Task instructions - The line containing "Output a JSON" marks the start; extract exactly from it through the last line of the entries, and omit any pictures.
++++++++++
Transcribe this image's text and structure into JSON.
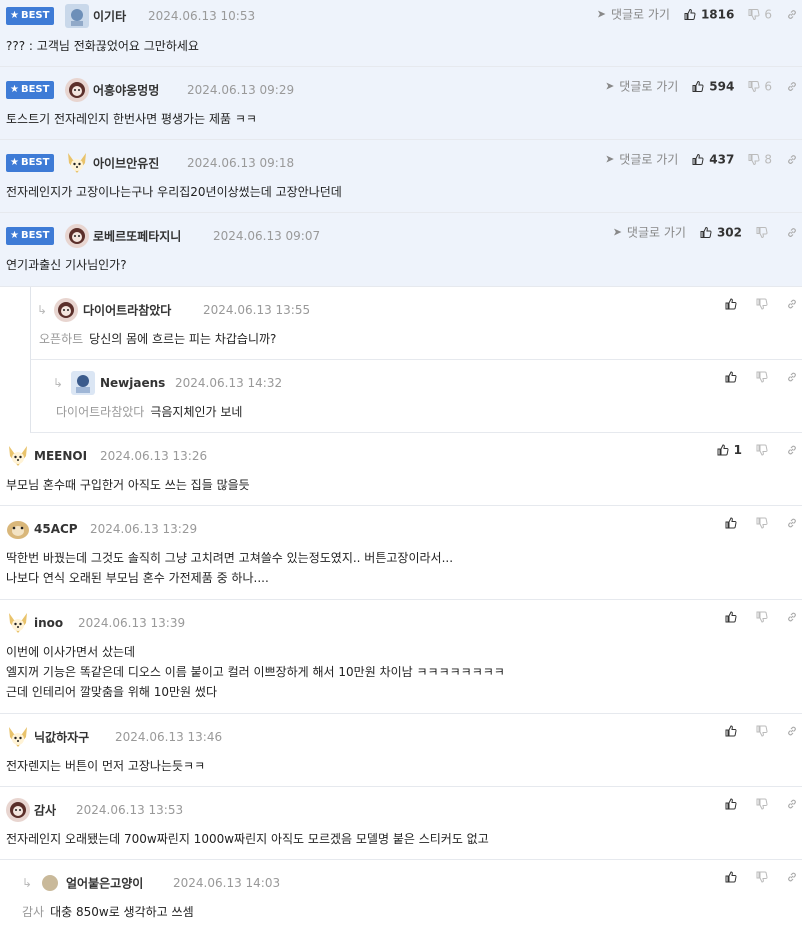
{
  "best_label": "BEST",
  "goto_label": "댓글로 가기",
  "comments": [
    {
      "name": "이기타",
      "date": "2024.06.13 10:53",
      "text": "??? : 고객님 전화끊었어요 그만하세요",
      "up": "1816",
      "down": "6"
    },
    {
      "name": "어흥야옹멍멍",
      "date": "2024.06.13 09:29",
      "text": "토스트기 전자레인지 한번사면 평생가는 제품 ㅋㅋ",
      "up": "594",
      "down": "6"
    },
    {
      "name": "아이브안유진",
      "date": "2024.06.13 09:18",
      "text": "전자레인지가 고장이나는구나 우리집20년이상썼는데 고장안나던데",
      "up": "437",
      "down": "8"
    },
    {
      "name": "로베르또페타지니",
      "date": "2024.06.13 09:07",
      "text": "연기과출신 기사님인가?",
      "up": "302",
      "down": ""
    },
    {
      "name": "다이어트라참았다",
      "date": "2024.06.13 13:55",
      "reply_to": "오픈하트",
      "text": "당신의 몸에 흐르는 피는 차갑습니까?",
      "up": "",
      "down": ""
    },
    {
      "name": "Newjaens",
      "date": "2024.06.13 14:32",
      "reply_to": "다이어트라참았다",
      "text": "극음지체인가 보네",
      "up": "",
      "down": ""
    },
    {
      "name": "MEENOI",
      "date": "2024.06.13 13:26",
      "text": "부모님 혼수때 구입한거 아직도 쓰는 집들 많을듯",
      "up": "1",
      "down": ""
    },
    {
      "name": "45ACP",
      "date": "2024.06.13 13:29",
      "text": "딱한번 바꿨는데 그것도 솔직히 그냥 고치려면 고쳐쓸수 있는정도였지.. 버튼고장이라서...\n나보다 연식 오래된 부모님 혼수 가전제품 중 하나....",
      "up": "",
      "down": ""
    },
    {
      "name": "inoo",
      "date": "2024.06.13 13:39",
      "text": "이번에 이사가면서 샀는데\n엘지꺼 기능은 똑같은데 디오스 이름 붙이고 컬러 이쁘장하게 해서 10만원 차이남 ㅋㅋㅋㅋㅋㅋㅋㅋ\n근데 인테리어 깔맞춤을 위해 10만원 썼다",
      "up": "",
      "down": ""
    },
    {
      "name": "닉값하자구",
      "date": "2024.06.13 13:46",
      "text": "전자렌지는 버튼이 먼저 고장나는듯ㅋㅋ",
      "up": "",
      "down": ""
    },
    {
      "name": "감사",
      "date": "2024.06.13 13:53",
      "text": "전자레인지 오래됐는데 700w짜린지 1000w짜린지 아직도 모르겠음 모델명 붙은 스티커도 없고",
      "up": "",
      "down": ""
    },
    {
      "name": "얼어붙은고양이",
      "date": "2024.06.13 14:03",
      "reply_to": "감사",
      "text": "대충 850w로 생각하고 쓰셈",
      "up": "",
      "down": ""
    }
  ],
  "colors": {
    "best_badge": "#3e7bd6",
    "best_bg": "#eef3fb",
    "border": "#e6e9ee"
  },
  "icons": {
    "thumb_up": "thumbs-up-icon",
    "thumb_down": "thumbs-down-icon",
    "share": "link-icon",
    "goto": "send-arrow-icon",
    "reply": "reply-arrow-icon",
    "star": "star-icon"
  }
}
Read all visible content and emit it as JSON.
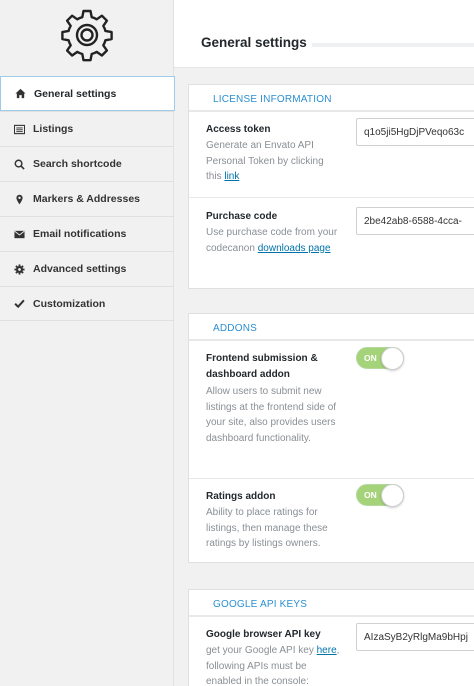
{
  "sidebar": {
    "items": [
      {
        "label": "General settings",
        "icon": "home-icon"
      },
      {
        "label": "Listings",
        "icon": "list-icon"
      },
      {
        "label": "Search shortcode",
        "icon": "search-icon"
      },
      {
        "label": "Markers & Addresses",
        "icon": "map-marker-icon"
      },
      {
        "label": "Email notifications",
        "icon": "envelope-icon"
      },
      {
        "label": "Advanced settings",
        "icon": "gear-icon"
      },
      {
        "label": "Customization",
        "icon": "check-icon"
      }
    ]
  },
  "header": {
    "title": "General settings"
  },
  "license": {
    "title": "LICENSE INFORMATION",
    "access_token": {
      "label": "Access token",
      "desc_before": "Generate an Envato API Personal Token by clicking this ",
      "link": "link",
      "value": "q1o5ji5HgDjPVeqo63c"
    },
    "purchase_code": {
      "label": "Purchase code",
      "desc_before": "Use purchase code from your codecanon ",
      "link": "downloads page",
      "value": "2be42ab8-6588-4cca-"
    }
  },
  "addons": {
    "title": "ADDONS",
    "frontend": {
      "label": "Frontend submission & dashboard addon",
      "desc": "Allow users to submit new listings at the frontend side of your site, also provides users dashboard functionality.",
      "toggle": "ON"
    },
    "ratings": {
      "label": "Ratings addon",
      "desc": "Ability to place ratings for listings, then manage these ratings by listings owners.",
      "toggle": "ON"
    }
  },
  "google": {
    "title": "GOOGLE API KEYS",
    "browser_key": {
      "label": "Google browser API key",
      "desc_before": "get your Google API key ",
      "link": "here",
      "desc_after": ", following APIs must be enabled in the console:",
      "value": "AIzaSyB2yRlgMa9bHpj"
    }
  },
  "colors": {
    "accent": "#2a8fd0",
    "toggle_on": "#a4d37a",
    "active_border": "#9fcbe6"
  }
}
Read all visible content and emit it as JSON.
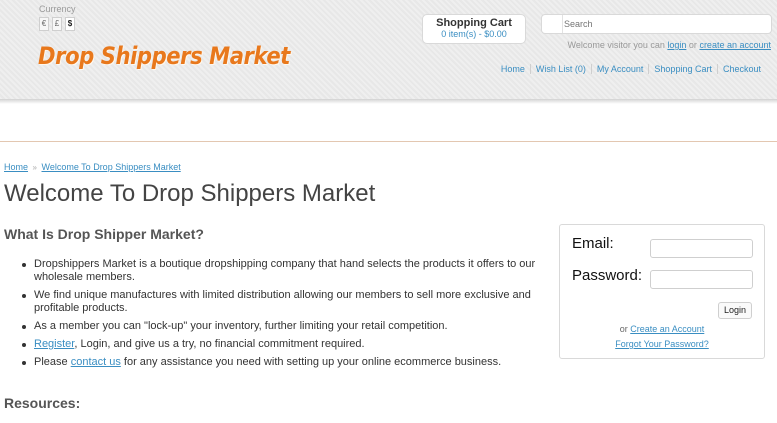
{
  "header": {
    "currency_label": "Currency",
    "currencies": [
      {
        "symbol": "€",
        "active": false
      },
      {
        "symbol": "£",
        "active": false
      },
      {
        "symbol": "$",
        "active": true
      }
    ],
    "logo_text": "Drop Shippers Market",
    "cart": {
      "title": "Shopping Cart",
      "summary": "0 item(s) - $0.00"
    },
    "search": {
      "placeholder": "Search"
    },
    "welcome": {
      "prefix": "Welcome visitor you can",
      "login": "login",
      "or": "or",
      "create": "create an account"
    },
    "nav": [
      {
        "label": "Home"
      },
      {
        "label": "Wish List (0)"
      },
      {
        "label": "My Account"
      },
      {
        "label": "Shopping Cart"
      },
      {
        "label": "Checkout"
      }
    ]
  },
  "breadcrumb": {
    "home": "Home",
    "separator": "»",
    "current": "Welcome To Drop Shippers Market"
  },
  "main": {
    "title": "Welcome To Drop Shippers Market",
    "section_title": "What Is Drop Shipper Market?",
    "bullets": {
      "b1": "Dropshippers Market is a boutique dropshipping company that hand selects the products it offers to our wholesale members.",
      "b2": "We find unique manufactures with limited distribution allowing our members to sell more exclusive and profitable products.",
      "b3": "As a member you can \"lock-up\" your inventory, further limiting your retail competition.",
      "b4_link": "Register",
      "b4_rest": ", Login, and give us a try, no financial commitment required.",
      "b5_pre": "Please ",
      "b5_link": "contact us",
      "b5_post": " for any assistance you need with setting up your online ecommerce business."
    },
    "resources_title": "Resources:"
  },
  "login": {
    "email_label": "Email:",
    "password_label": "Password:",
    "button": "Login",
    "or": "or",
    "create_link": "Create an Account",
    "forgot_link": "Forgot Your Password?"
  },
  "colors": {
    "logo": "#e8781c",
    "link": "#3a8ec2"
  }
}
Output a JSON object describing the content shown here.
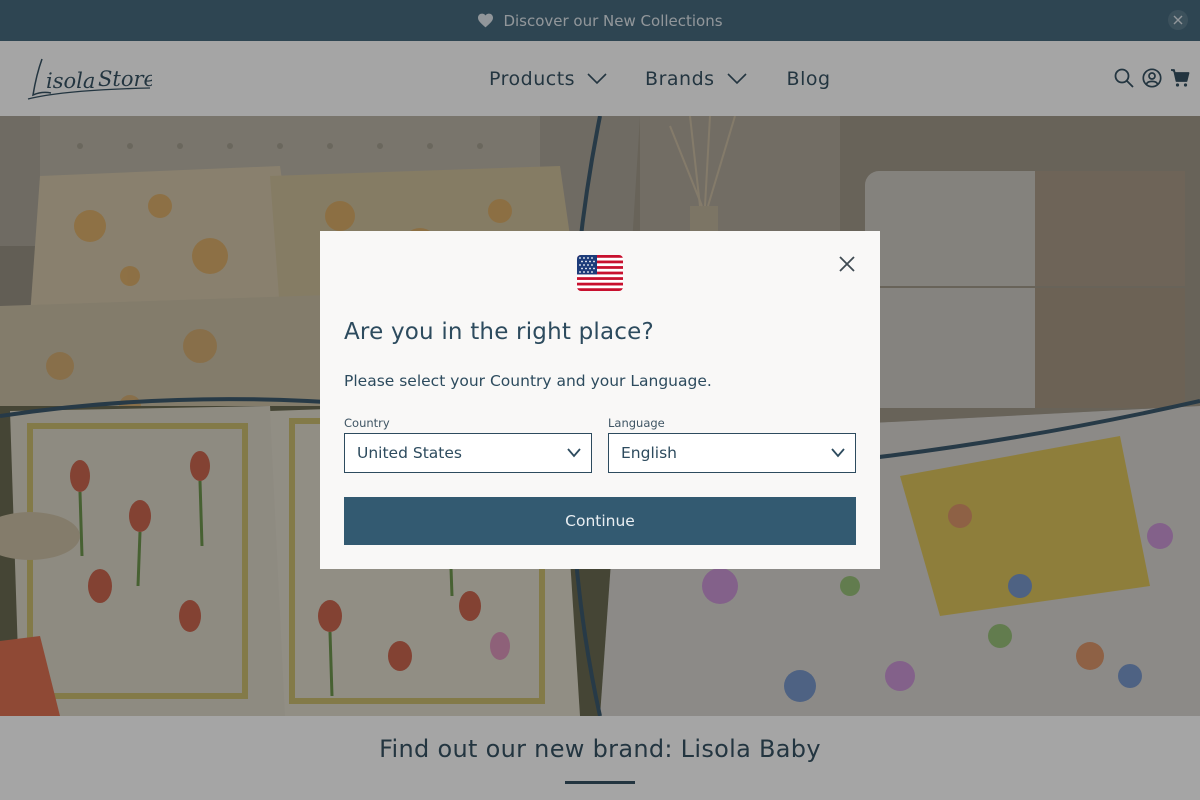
{
  "announcement": {
    "text": "Discover our New Collections",
    "icon": "heart-icon",
    "close_icon": "close-icon"
  },
  "header": {
    "logo_text": "LisolaStore",
    "nav": [
      {
        "label": "Products",
        "has_dropdown": true
      },
      {
        "label": "Brands",
        "has_dropdown": true
      },
      {
        "label": "Blog",
        "has_dropdown": false
      }
    ],
    "icons": [
      "search-icon",
      "account-icon",
      "cart-icon"
    ]
  },
  "modal": {
    "flag_icon": "us-flag-icon",
    "close_icon": "close-icon",
    "title": "Are you in the right place?",
    "subtitle": "Please select your Country and your Language.",
    "country": {
      "label": "Country",
      "value": "United States"
    },
    "language": {
      "label": "Language",
      "value": "English"
    },
    "continue_label": "Continue"
  },
  "below_hero": {
    "title": "Find out our new brand: Lisola Baby"
  },
  "colors": {
    "brand_dark": "#1f3e51",
    "brand_blue": "#335a71",
    "modal_bg": "#f9f8f7"
  }
}
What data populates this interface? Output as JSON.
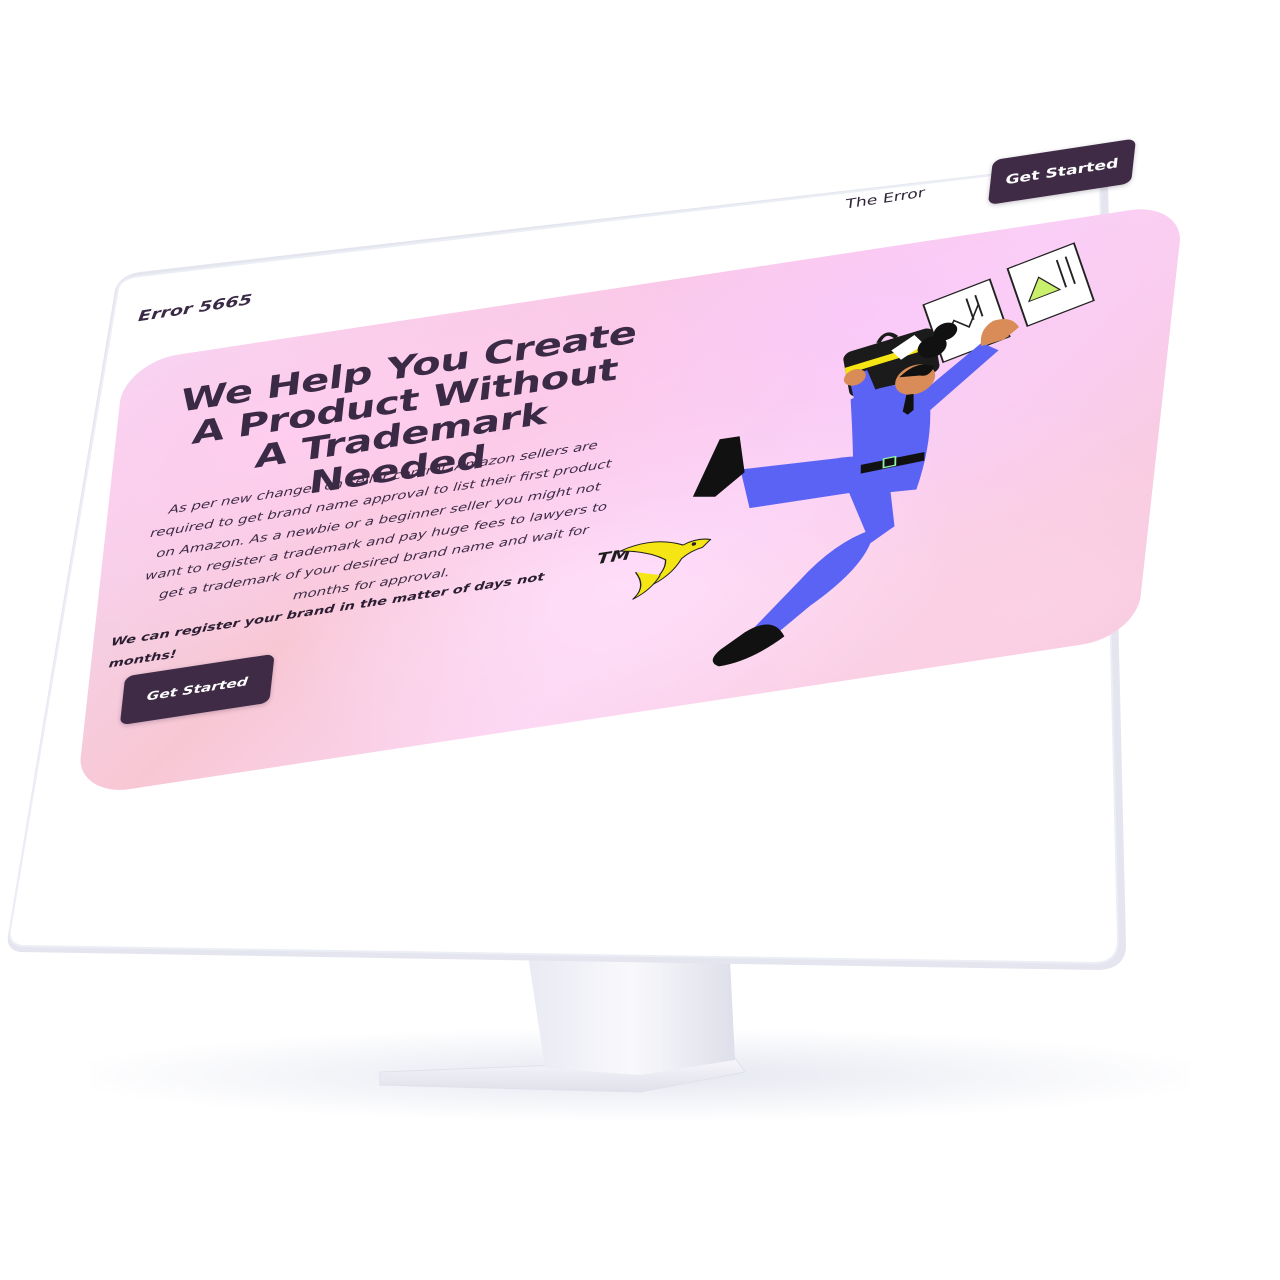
++++++++++
Exercise output -
Output a JSON object describing the content shown here.
{
  "announcement": {
    "text": "Discover our New Collections",
    "icon": "heart-icon",
    "close_icon": "close-icon"
  },
  "header": {
    "logo_text": "LisolaStore",
    "nav": [
      {
        "label": "Products",
        "has_dropdown": true
      },
      {
        "label": "Brands",
        "has_dropdown": true
      },
      {
        "label": "Blog",
        "has_dropdown": false
      }
    ],
    "icons": [
      "search-icon",
      "account-icon",
      "cart-icon"
    ]
  },
  "modal": {
    "flag_icon": "us-flag-icon",
    "close_icon": "close-icon",
    "title": "Are you in the right place?",
    "subtitle": "Please select your Country and your Language.",
    "country": {
      "label": "Country",
      "value": "United States"
    },
    "language": {
      "label": "Language",
      "value": "English"
    },
    "continue_label": "Continue"
  },
  "below_hero": {
    "title": "Find out our new brand: Lisola Baby"
  },
  "colors": {
    "brand_dark": "#1f3e51",
    "brand_blue": "#335a71",
    "modal_bg": "#f9f8f7"
  }
}
What data populates this interface? Output as JSON.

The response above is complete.